>> START DATASET
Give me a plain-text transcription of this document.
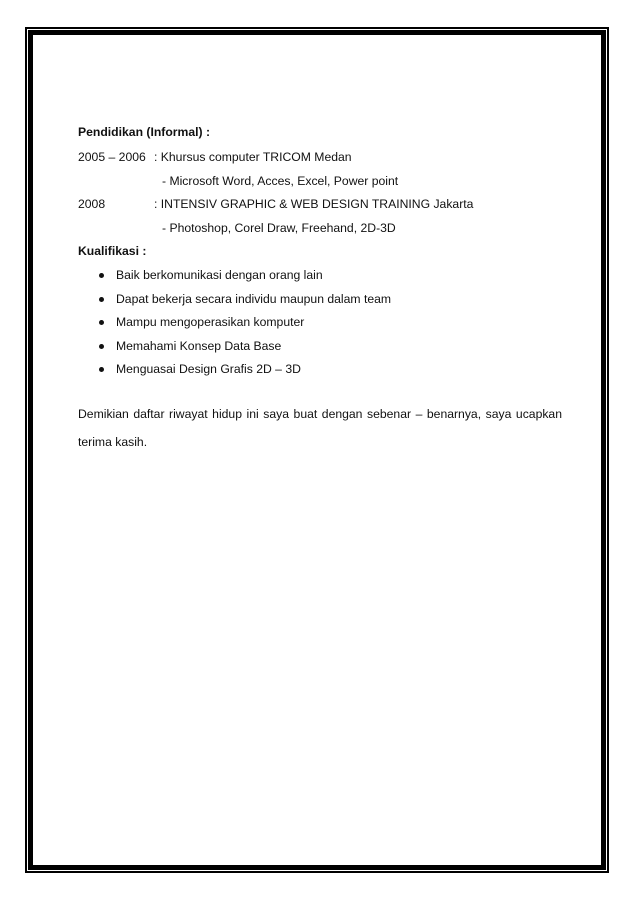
Pendidikan (Informal) :
2005 – 2006 : Khursus computer TRICOM Medan
- Microsoft Word, Acces, Excel, Power point
2008	: INTENSIV GRAPHIC & WEB DESIGN TRAINING Jakarta
- Photoshop, Corel Draw, Freehand, 2D-3D
Kualifikasi :
Baik berkomunikasi dengan orang lain
Dapat bekerja secara individu maupun dalam team
Mampu mengoperasikan komputer
Memahami Konsep Data Base
Menguasai Design Grafis 2D – 3D
Demikian daftar riwayat hidup ini saya buat dengan sebenar – benarnya, saya ucapkan
terima kasih.
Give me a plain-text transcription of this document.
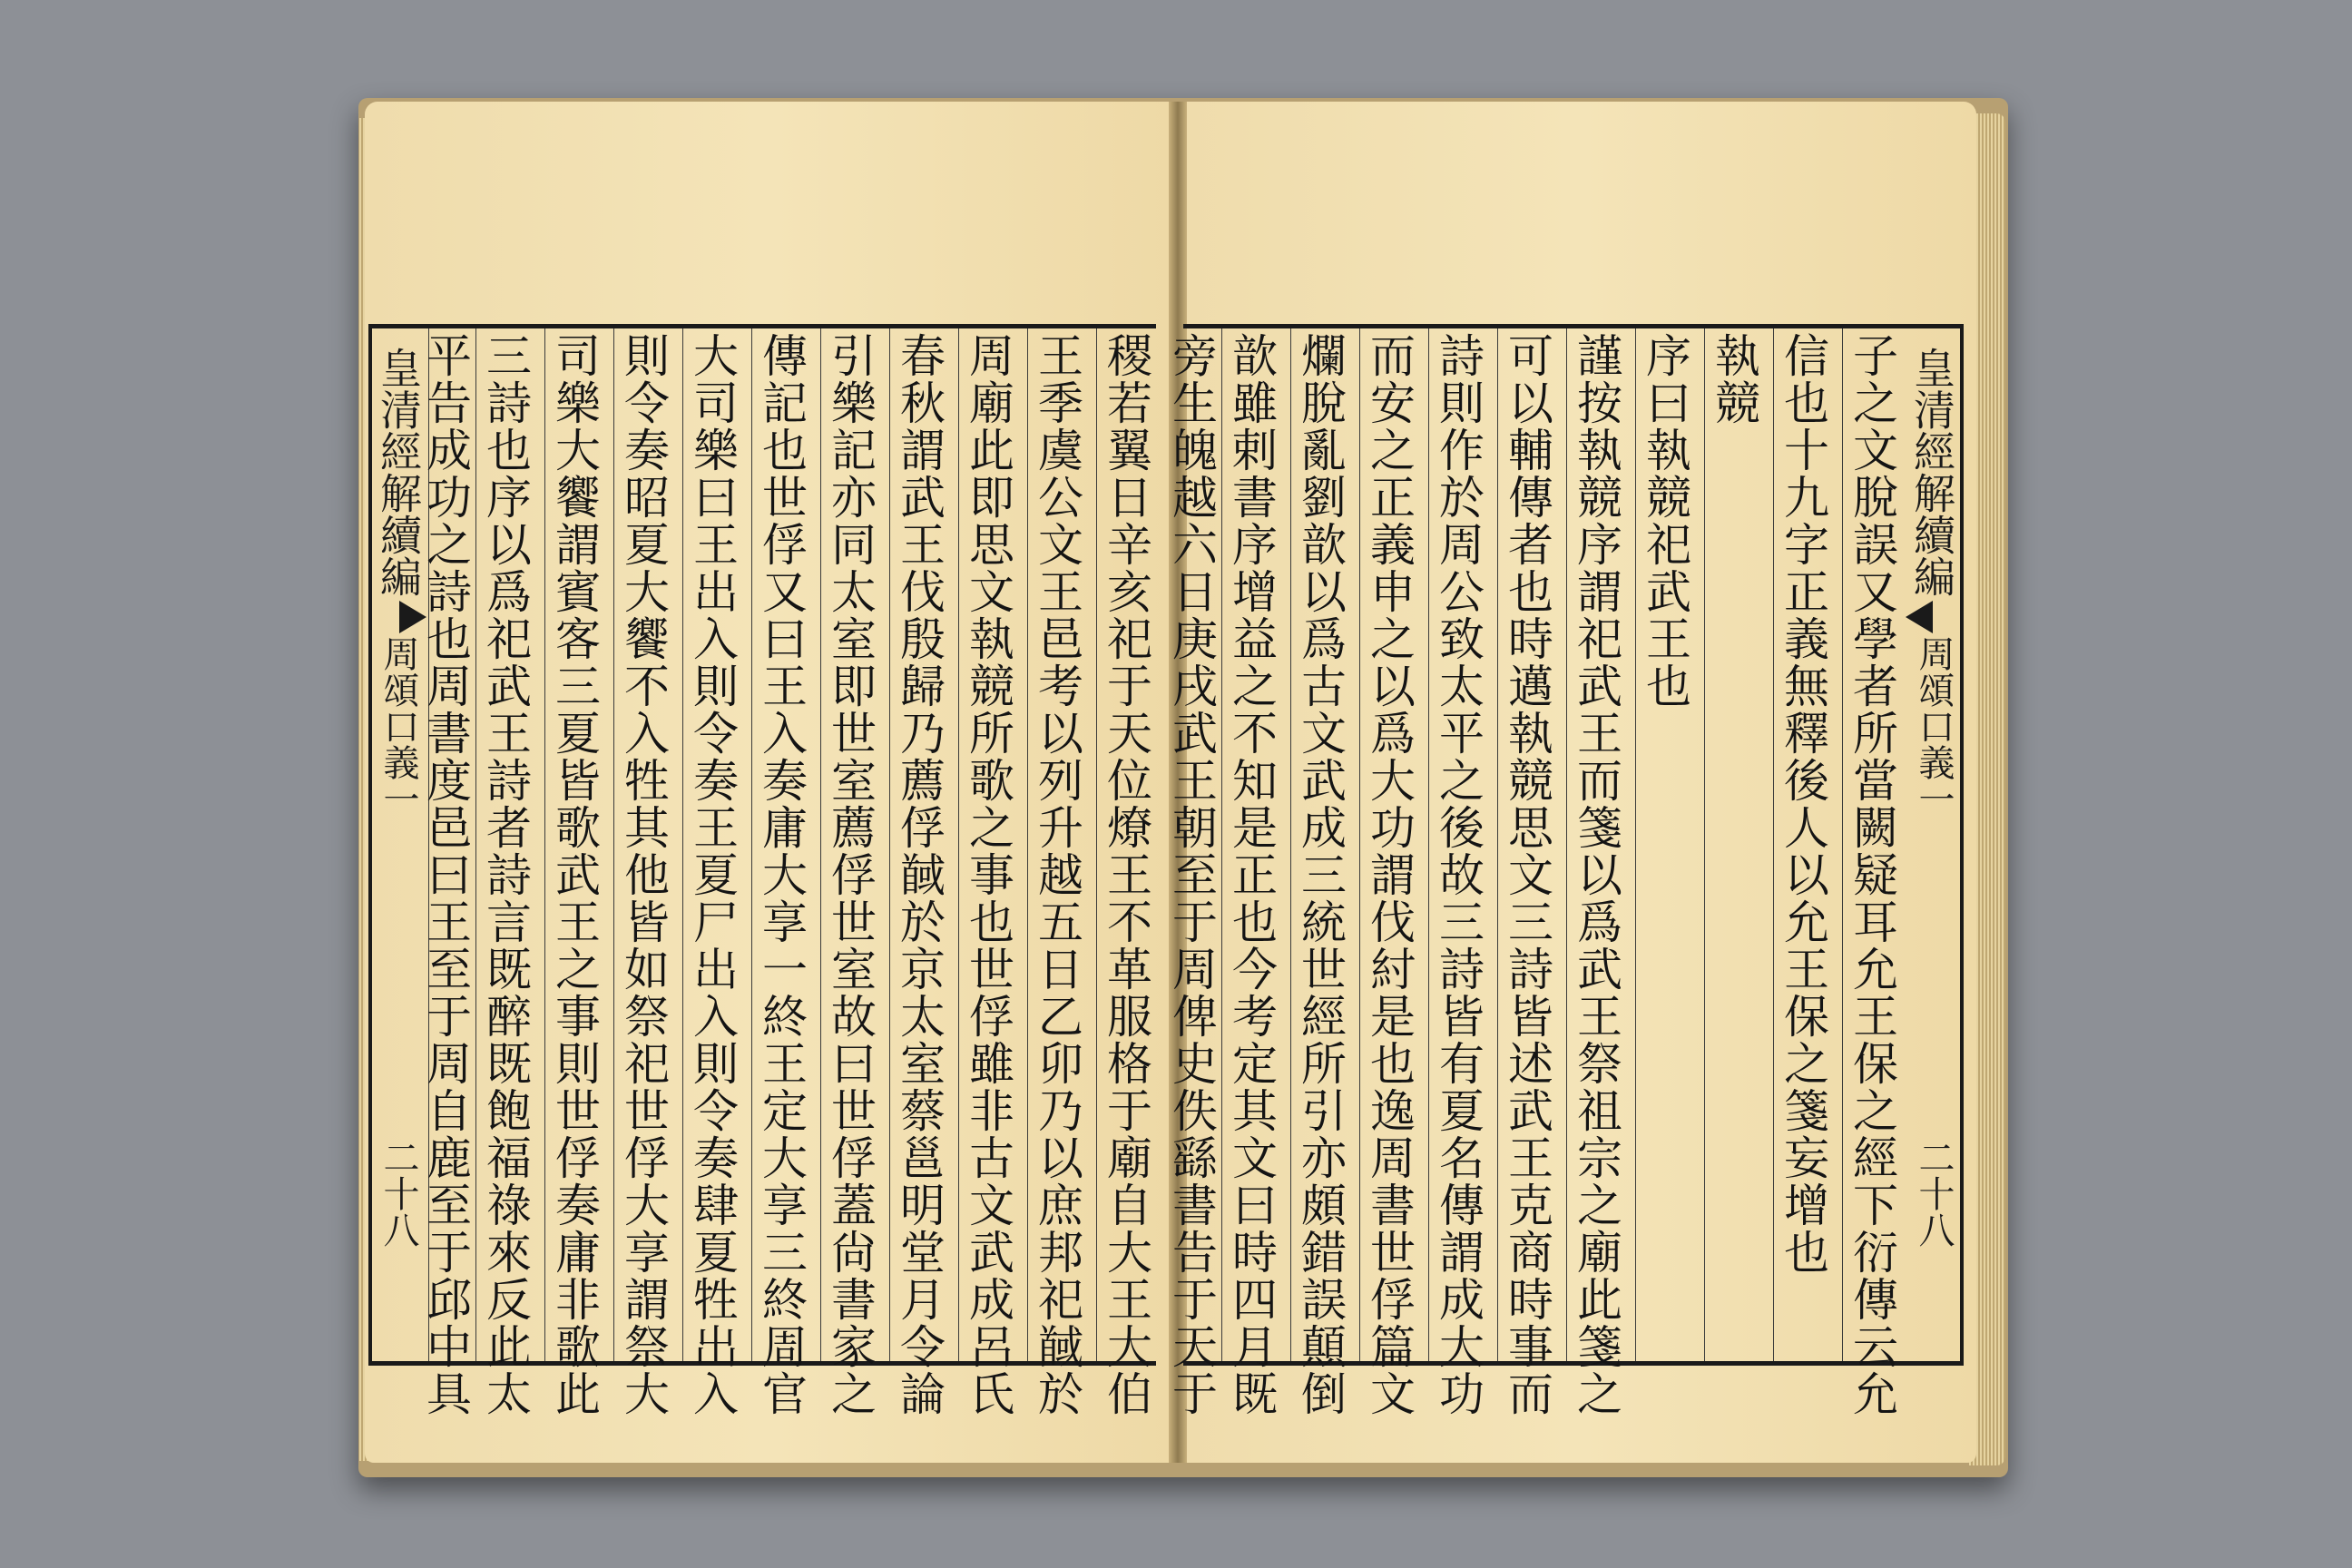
皇清經解續編
周頌口義一
二十八	稷若翼日辛亥祀于天位燎王不革服格于廟自大王大伯
王季虞公文王邑考以列升越五日乙卯乃以庶邦祀馘於
周廟此即思文執競所歌之事也世俘雖非古文武成呂氏
春秋謂武王伐殷歸乃薦俘馘於京太室蔡邕明堂月令論
引樂記亦同太室即世室薦俘世室故曰世俘蓋尙書家之
傳記也世俘又曰王入奏庸大享一終王定大享三終周官
大司樂曰王出入則令奏王夏尸出入則令奏肆夏牲出入
則令奏昭夏大饗不入牲其他皆如祭祀世俘大享謂祭大
司樂大饗謂賓客三夏皆歌武王之事則世俘奏庸非歌此
三詩也序以爲祀武王詩者詩言既醉既飽福祿來反此太
平告成功之詩也周書度邑曰王至于周自鹿至于邱中具	子之文脫誤又學者所當闕疑耳允王保之經下衍傳云允
信也十九字正義無釋後人以允王保之箋妄增也
執競
序曰執競祀武王也
謹按執競序謂祀武王而箋以爲武王祭祖宗之廟此箋之
可以輔傳者也時邁執競思文三詩皆述武王克商時事而
詩則作於周公致太平之後故三詩皆有夏名傳謂成大功
而安之正義申之以爲大功謂伐紂是也逸周書世俘篇文
爛脫亂劉歆以爲古文武成三統世經所引亦頗錯誤顛倒
歆雖剌書序增益之不知是正也今考定其文曰時四月既
旁生魄越六日庚戌武王朝至于周俾史佚繇書告于天于	皇清經解續編
周頌口義一
二十八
>> END DATASET
AIM OF THE TASK: Repeat the preceding records precisely, and leave every picture out of the copy.

FINAL RESULT:
Give me a plain-text transcription of this document.
Pendidikan (Informal) :
2005 – 2006 : Khursus computer TRICOM Medan
- Microsoft Word, Acces, Excel, Power point
2008	: INTENSIV GRAPHIC & WEB DESIGN TRAINING Jakarta
- Photoshop, Corel Draw, Freehand, 2D-3D
Kualifikasi :
Baik berkomunikasi dengan orang lain
Dapat bekerja secara individu maupun dalam team
Mampu mengoperasikan komputer
Memahami Konsep Data Base
Menguasai Design Grafis 2D – 3D
Demikian daftar riwayat hidup ini saya buat dengan sebenar – benarnya, saya ucapkan
terima kasih.
Give me a plain-text transcription of this document.
皇清經解續編
周頌口義一
二十八	稷若翼日辛亥祀于天位燎王不革服格于廟自大王大伯
王季虞公文王邑考以列升越五日乙卯乃以庶邦祀馘於
周廟此即思文執競所歌之事也世俘雖非古文武成呂氏
春秋謂武王伐殷歸乃薦俘馘於京太室蔡邕明堂月令論
引樂記亦同太室即世室薦俘世室故曰世俘蓋尙書家之
傳記也世俘又曰王入奏庸大享一終王定大享三終周官
大司樂曰王出入則令奏王夏尸出入則令奏肆夏牲出入
則令奏昭夏大饗不入牲其他皆如祭祀世俘大享謂祭大
司樂大饗謂賓客三夏皆歌武王之事則世俘奏庸非歌此
三詩也序以爲祀武王詩者詩言既醉既飽福祿來反此太
平告成功之詩也周書度邑曰王至于周自鹿至于邱中具	子之文脫誤又學者所當闕疑耳允王保之經下衍傳云允
信也十九字正義無釋後人以允王保之箋妄增也
執競
序曰執競祀武王也
謹按執競序謂祀武王而箋以爲武王祭祖宗之廟此箋之
可以輔傳者也時邁執競思文三詩皆述武王克商時事而
詩則作於周公致太平之後故三詩皆有夏名傳謂成大功
而安之正義申之以爲大功謂伐紂是也逸周書世俘篇文
爛脫亂劉歆以爲古文武成三統世經所引亦頗錯誤顛倒
歆雖剌書序增益之不知是正也今考定其文曰時四月既
旁生魄越六日庚戌武王朝至于周俾史佚繇書告于天于	皇清經解續編
周頌口義一
二十八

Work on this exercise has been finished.